— BEGIN EXCERPTED RECORDS —

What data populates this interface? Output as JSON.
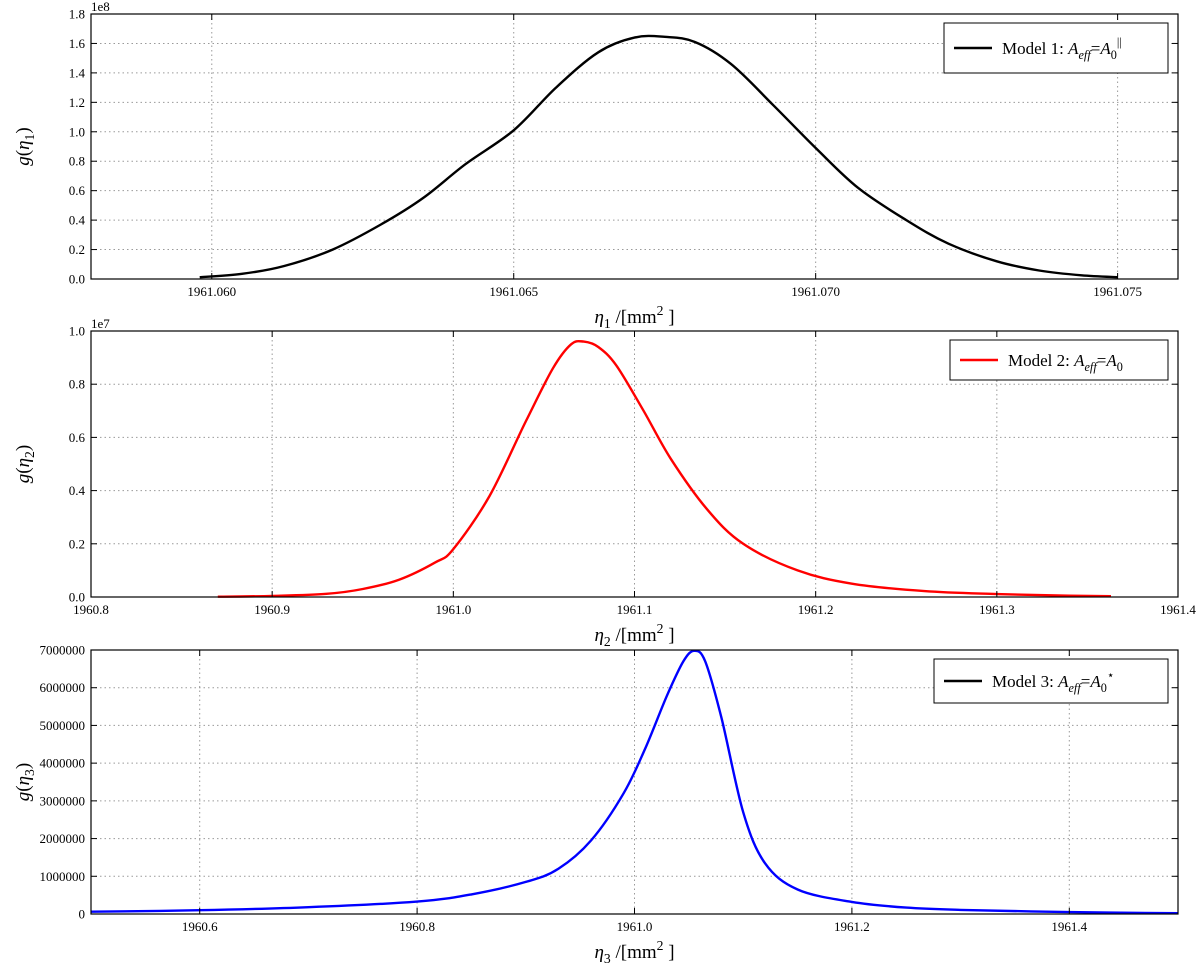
{
  "figure": {
    "chart_data": [
      {
        "type": "line",
        "title": "",
        "offset_text": "1e8",
        "xlabel_parts": [
          {
            "t": "η",
            "italic": true
          },
          {
            "t": "1",
            "sub": true,
            "italic": false
          },
          {
            "t": " /[mm",
            "italic": false
          },
          {
            "t": "2",
            "sup": true,
            "italic": false
          },
          {
            "t": " ]",
            "italic": false
          }
        ],
        "ylabel_parts": [
          {
            "t": "g",
            "italic": true
          },
          {
            "t": "(",
            "italic": false
          },
          {
            "t": "η",
            "italic": true
          },
          {
            "t": "1",
            "sub": true,
            "italic": false
          },
          {
            "t": ")",
            "italic": false
          }
        ],
        "xlim": [
          1961.058,
          1961.076
        ],
        "ylim": [
          0,
          1.8
        ],
        "xticks": [
          1961.06,
          1961.065,
          1961.07,
          1961.075
        ],
        "xticklabels": [
          "1961.060",
          "1961.065",
          "1961.070",
          "1961.075"
        ],
        "yticks": [
          0,
          0.2,
          0.4,
          0.6,
          0.8,
          1.0,
          1.2,
          1.4,
          1.6,
          1.8
        ],
        "yticklabels": [
          "0.0",
          "0.2",
          "0.4",
          "0.6",
          "0.8",
          "1.0",
          "1.2",
          "1.4",
          "1.6",
          "1.8"
        ],
        "grid": true,
        "legend_position": "upper right",
        "series": [
          {
            "color": "#000000",
            "legend_parts": [
              {
                "t": "Model 1: ",
                "italic": false
              },
              {
                "t": "A",
                "italic": true
              },
              {
                "t": "eff",
                "sub": true,
                "italic": true
              },
              {
                "t": "=",
                "italic": false
              },
              {
                "t": "A",
                "italic": true
              },
              {
                "t": "0",
                "sub": true,
                "italic": false
              },
              {
                "t": "||",
                "sup": true,
                "italic": false
              }
            ],
            "x": [
              1961.0598,
              1961.0605,
              1961.0612,
              1961.062,
              1961.0628,
              1961.0635,
              1961.0642,
              1961.065,
              1961.0657,
              1961.0664,
              1961.067,
              1961.0675,
              1961.068,
              1961.0686,
              1961.0693,
              1961.07,
              1961.0707,
              1961.0715,
              1961.0722,
              1961.073,
              1961.0737,
              1961.0744,
              1961.075
            ],
            "y": [
              0.012,
              0.035,
              0.088,
              0.2,
              0.37,
              0.55,
              0.78,
              1.01,
              1.3,
              1.54,
              1.64,
              1.645,
              1.61,
              1.46,
              1.18,
              0.89,
              0.62,
              0.4,
              0.24,
              0.12,
              0.058,
              0.025,
              0.012
            ]
          }
        ]
      },
      {
        "type": "line",
        "title": "",
        "offset_text": "1e7",
        "xlabel_parts": [
          {
            "t": "η",
            "italic": true
          },
          {
            "t": "2",
            "sub": true,
            "italic": false
          },
          {
            "t": " /[mm",
            "italic": false
          },
          {
            "t": "2",
            "sup": true,
            "italic": false
          },
          {
            "t": " ]",
            "italic": false
          }
        ],
        "ylabel_parts": [
          {
            "t": "g",
            "italic": true
          },
          {
            "t": "(",
            "italic": false
          },
          {
            "t": "η",
            "italic": true
          },
          {
            "t": "2",
            "sub": true,
            "italic": false
          },
          {
            "t": ")",
            "italic": false
          }
        ],
        "xlim": [
          1960.8,
          1961.4
        ],
        "ylim": [
          0,
          1.0
        ],
        "xticks": [
          1960.8,
          1960.9,
          1961.0,
          1961.1,
          1961.2,
          1961.3,
          1961.4
        ],
        "xticklabels": [
          "1960.8",
          "1960.9",
          "1961.0",
          "1961.1",
          "1961.2",
          "1961.3",
          "1961.4"
        ],
        "yticks": [
          0,
          0.2,
          0.4,
          0.6,
          0.8,
          1.0
        ],
        "yticklabels": [
          "0.0",
          "0.2",
          "0.4",
          "0.6",
          "0.8",
          "1.0"
        ],
        "grid": true,
        "legend_position": "upper right",
        "series": [
          {
            "color": "#ff0000",
            "legend_parts": [
              {
                "t": "Model 2: ",
                "italic": false
              },
              {
                "t": "A",
                "italic": true
              },
              {
                "t": "eff",
                "sub": true,
                "italic": true
              },
              {
                "t": "=",
                "italic": false
              },
              {
                "t": "A",
                "italic": true
              },
              {
                "t": "0",
                "sub": true,
                "italic": false
              }
            ],
            "x": [
              1960.87,
              1960.9,
              1960.93,
              1960.95,
              1960.97,
              1960.99,
              1961.0,
              1961.02,
              1961.04,
              1961.055,
              1961.065,
              1961.072,
              1961.08,
              1961.09,
              1961.105,
              1961.12,
              1961.14,
              1961.16,
              1961.19,
              1961.22,
              1961.26,
              1961.3,
              1961.34,
              1961.363
            ],
            "y": [
              0.001,
              0.004,
              0.012,
              0.03,
              0.065,
              0.13,
              0.18,
              0.38,
              0.66,
              0.86,
              0.95,
              0.96,
              0.94,
              0.87,
              0.7,
              0.52,
              0.33,
              0.2,
              0.1,
              0.05,
              0.022,
              0.011,
              0.005,
              0.003
            ]
          }
        ]
      },
      {
        "type": "line",
        "title": "",
        "offset_text": "",
        "xlabel_parts": [
          {
            "t": "η",
            "italic": true
          },
          {
            "t": "3",
            "sub": true,
            "italic": false
          },
          {
            "t": " /[mm",
            "italic": false
          },
          {
            "t": "2",
            "sup": true,
            "italic": false
          },
          {
            "t": " ]",
            "italic": false
          }
        ],
        "ylabel_parts": [
          {
            "t": "g",
            "italic": true
          },
          {
            "t": "(",
            "italic": false
          },
          {
            "t": "η",
            "italic": true
          },
          {
            "t": "3",
            "sub": true,
            "italic": false
          },
          {
            "t": ")",
            "italic": false
          }
        ],
        "xlim": [
          1960.5,
          1961.5
        ],
        "ylim": [
          0,
          7000000
        ],
        "xticks": [
          1960.6,
          1960.8,
          1961.0,
          1961.2,
          1961.4
        ],
        "xticklabels": [
          "1960.6",
          "1960.8",
          "1961.0",
          "1961.2",
          "1961.4"
        ],
        "yticks": [
          0,
          1000000,
          2000000,
          3000000,
          4000000,
          5000000,
          6000000,
          7000000
        ],
        "yticklabels": [
          "0",
          "1000000",
          "2000000",
          "3000000",
          "4000000",
          "5000000",
          "6000000",
          "7000000"
        ],
        "grid": true,
        "legend_position": "upper right",
        "series": [
          {
            "color": "#0000ff",
            "legend_color": "#000000",
            "legend_parts": [
              {
                "t": "Model 3: ",
                "italic": false
              },
              {
                "t": "A",
                "italic": true
              },
              {
                "t": "eff",
                "sub": true,
                "italic": true
              },
              {
                "t": "=",
                "italic": false
              },
              {
                "t": "A",
                "italic": true
              },
              {
                "t": "0",
                "sub": true,
                "italic": false
              },
              {
                "t": "⋆",
                "sup": true,
                "italic": false
              }
            ],
            "x": [
              1960.5,
              1960.6,
              1960.7,
              1960.8,
              1960.85,
              1960.9,
              1960.93,
              1960.96,
              1960.99,
              1961.01,
              1961.03,
              1961.045,
              1961.055,
              1961.065,
              1961.08,
              1961.1,
              1961.12,
              1961.15,
              1961.2,
              1961.25,
              1961.3,
              1961.4,
              1961.5
            ],
            "y": [
              60000,
              100000,
              180000,
              330000,
              520000,
              850000,
              1200000,
              1950000,
              3200000,
              4400000,
              5800000,
              6700000,
              6980000,
              6700000,
              5200000,
              2700000,
              1350000,
              650000,
              320000,
              170000,
              110000,
              50000,
              20000
            ]
          }
        ]
      }
    ]
  }
}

— END EXCERPTED RECORDS —

Return each line from the material above exactly, but not the pictures.

What data populates this interface? Output as JSON.
{
  "figure": {
    "chart_data": [
      {
        "type": "line",
        "title": "",
        "offset_text": "1e8",
        "xlabel_parts": [
          {
            "t": "η",
            "italic": true
          },
          {
            "t": "1",
            "sub": true,
            "italic": false
          },
          {
            "t": " /[mm",
            "italic": false
          },
          {
            "t": "2",
            "sup": true,
            "italic": false
          },
          {
            "t": " ]",
            "italic": false
          }
        ],
        "ylabel_parts": [
          {
            "t": "g",
            "italic": true
          },
          {
            "t": "(",
            "italic": false
          },
          {
            "t": "η",
            "italic": true
          },
          {
            "t": "1",
            "sub": true,
            "italic": false
          },
          {
            "t": ")",
            "italic": false
          }
        ],
        "xlim": [
          1961.058,
          1961.076
        ],
        "ylim": [
          0,
          1.8
        ],
        "xticks": [
          1961.06,
          1961.065,
          1961.07,
          1961.075
        ],
        "xticklabels": [
          "1961.060",
          "1961.065",
          "1961.070",
          "1961.075"
        ],
        "yticks": [
          0,
          0.2,
          0.4,
          0.6,
          0.8,
          1.0,
          1.2,
          1.4,
          1.6,
          1.8
        ],
        "yticklabels": [
          "0.0",
          "0.2",
          "0.4",
          "0.6",
          "0.8",
          "1.0",
          "1.2",
          "1.4",
          "1.6",
          "1.8"
        ],
        "grid": true,
        "legend_position": "upper right",
        "series": [
          {
            "color": "#000000",
            "legend_parts": [
              {
                "t": "Model 1: ",
                "italic": false
              },
              {
                "t": "A",
                "italic": true
              },
              {
                "t": "eff",
                "sub": true,
                "italic": true
              },
              {
                "t": "=",
                "italic": false
              },
              {
                "t": "A",
                "italic": true
              },
              {
                "t": "0",
                "sub": true,
                "italic": false
              },
              {
                "t": "||",
                "sup": true,
                "italic": false
              }
            ],
            "x": [
              1961.0598,
              1961.0605,
              1961.0612,
              1961.062,
              1961.0628,
              1961.0635,
              1961.0642,
              1961.065,
              1961.0657,
              1961.0664,
              1961.067,
              1961.0675,
              1961.068,
              1961.0686,
              1961.0693,
              1961.07,
              1961.0707,
              1961.0715,
              1961.0722,
              1961.073,
              1961.0737,
              1961.0744,
              1961.075
            ],
            "y": [
              0.012,
              0.035,
              0.088,
              0.2,
              0.37,
              0.55,
              0.78,
              1.01,
              1.3,
              1.54,
              1.64,
              1.645,
              1.61,
              1.46,
              1.18,
              0.89,
              0.62,
              0.4,
              0.24,
              0.12,
              0.058,
              0.025,
              0.012
            ]
          }
        ]
      },
      {
        "type": "line",
        "title": "",
        "offset_text": "1e7",
        "xlabel_parts": [
          {
            "t": "η",
            "italic": true
          },
          {
            "t": "2",
            "sub": true,
            "italic": false
          },
          {
            "t": " /[mm",
            "italic": false
          },
          {
            "t": "2",
            "sup": true,
            "italic": false
          },
          {
            "t": " ]",
            "italic": false
          }
        ],
        "ylabel_parts": [
          {
            "t": "g",
            "italic": true
          },
          {
            "t": "(",
            "italic": false
          },
          {
            "t": "η",
            "italic": true
          },
          {
            "t": "2",
            "sub": true,
            "italic": false
          },
          {
            "t": ")",
            "italic": false
          }
        ],
        "xlim": [
          1960.8,
          1961.4
        ],
        "ylim": [
          0,
          1.0
        ],
        "xticks": [
          1960.8,
          1960.9,
          1961.0,
          1961.1,
          1961.2,
          1961.3,
          1961.4
        ],
        "xticklabels": [
          "1960.8",
          "1960.9",
          "1961.0",
          "1961.1",
          "1961.2",
          "1961.3",
          "1961.4"
        ],
        "yticks": [
          0,
          0.2,
          0.4,
          0.6,
          0.8,
          1.0
        ],
        "yticklabels": [
          "0.0",
          "0.2",
          "0.4",
          "0.6",
          "0.8",
          "1.0"
        ],
        "grid": true,
        "legend_position": "upper right",
        "series": [
          {
            "color": "#ff0000",
            "legend_parts": [
              {
                "t": "Model 2: ",
                "italic": false
              },
              {
                "t": "A",
                "italic": true
              },
              {
                "t": "eff",
                "sub": true,
                "italic": true
              },
              {
                "t": "=",
                "italic": false
              },
              {
                "t": "A",
                "italic": true
              },
              {
                "t": "0",
                "sub": true,
                "italic": false
              }
            ],
            "x": [
              1960.87,
              1960.9,
              1960.93,
              1960.95,
              1960.97,
              1960.99,
              1961.0,
              1961.02,
              1961.04,
              1961.055,
              1961.065,
              1961.072,
              1961.08,
              1961.09,
              1961.105,
              1961.12,
              1961.14,
              1961.16,
              1961.19,
              1961.22,
              1961.26,
              1961.3,
              1961.34,
              1961.363
            ],
            "y": [
              0.001,
              0.004,
              0.012,
              0.03,
              0.065,
              0.13,
              0.18,
              0.38,
              0.66,
              0.86,
              0.95,
              0.96,
              0.94,
              0.87,
              0.7,
              0.52,
              0.33,
              0.2,
              0.1,
              0.05,
              0.022,
              0.011,
              0.005,
              0.003
            ]
          }
        ]
      },
      {
        "type": "line",
        "title": "",
        "offset_text": "",
        "xlabel_parts": [
          {
            "t": "η",
            "italic": true
          },
          {
            "t": "3",
            "sub": true,
            "italic": false
          },
          {
            "t": " /[mm",
            "italic": false
          },
          {
            "t": "2",
            "sup": true,
            "italic": false
          },
          {
            "t": " ]",
            "italic": false
          }
        ],
        "ylabel_parts": [
          {
            "t": "g",
            "italic": true
          },
          {
            "t": "(",
            "italic": false
          },
          {
            "t": "η",
            "italic": true
          },
          {
            "t": "3",
            "sub": true,
            "italic": false
          },
          {
            "t": ")",
            "italic": false
          }
        ],
        "xlim": [
          1960.5,
          1961.5
        ],
        "ylim": [
          0,
          7000000
        ],
        "xticks": [
          1960.6,
          1960.8,
          1961.0,
          1961.2,
          1961.4
        ],
        "xticklabels": [
          "1960.6",
          "1960.8",
          "1961.0",
          "1961.2",
          "1961.4"
        ],
        "yticks": [
          0,
          1000000,
          2000000,
          3000000,
          4000000,
          5000000,
          6000000,
          7000000
        ],
        "yticklabels": [
          "0",
          "1000000",
          "2000000",
          "3000000",
          "4000000",
          "5000000",
          "6000000",
          "7000000"
        ],
        "grid": true,
        "legend_position": "upper right",
        "series": [
          {
            "color": "#0000ff",
            "legend_color": "#000000",
            "legend_parts": [
              {
                "t": "Model 3: ",
                "italic": false
              },
              {
                "t": "A",
                "italic": true
              },
              {
                "t": "eff",
                "sub": true,
                "italic": true
              },
              {
                "t": "=",
                "italic": false
              },
              {
                "t": "A",
                "italic": true
              },
              {
                "t": "0",
                "sub": true,
                "italic": false
              },
              {
                "t": "⋆",
                "sup": true,
                "italic": false
              }
            ],
            "x": [
              1960.5,
              1960.6,
              1960.7,
              1960.8,
              1960.85,
              1960.9,
              1960.93,
              1960.96,
              1960.99,
              1961.01,
              1961.03,
              1961.045,
              1961.055,
              1961.065,
              1961.08,
              1961.1,
              1961.12,
              1961.15,
              1961.2,
              1961.25,
              1961.3,
              1961.4,
              1961.5
            ],
            "y": [
              60000,
              100000,
              180000,
              330000,
              520000,
              850000,
              1200000,
              1950000,
              3200000,
              4400000,
              5800000,
              6700000,
              6980000,
              6700000,
              5200000,
              2700000,
              1350000,
              650000,
              320000,
              170000,
              110000,
              50000,
              20000
            ]
          }
        ]
      }
    ]
  }
}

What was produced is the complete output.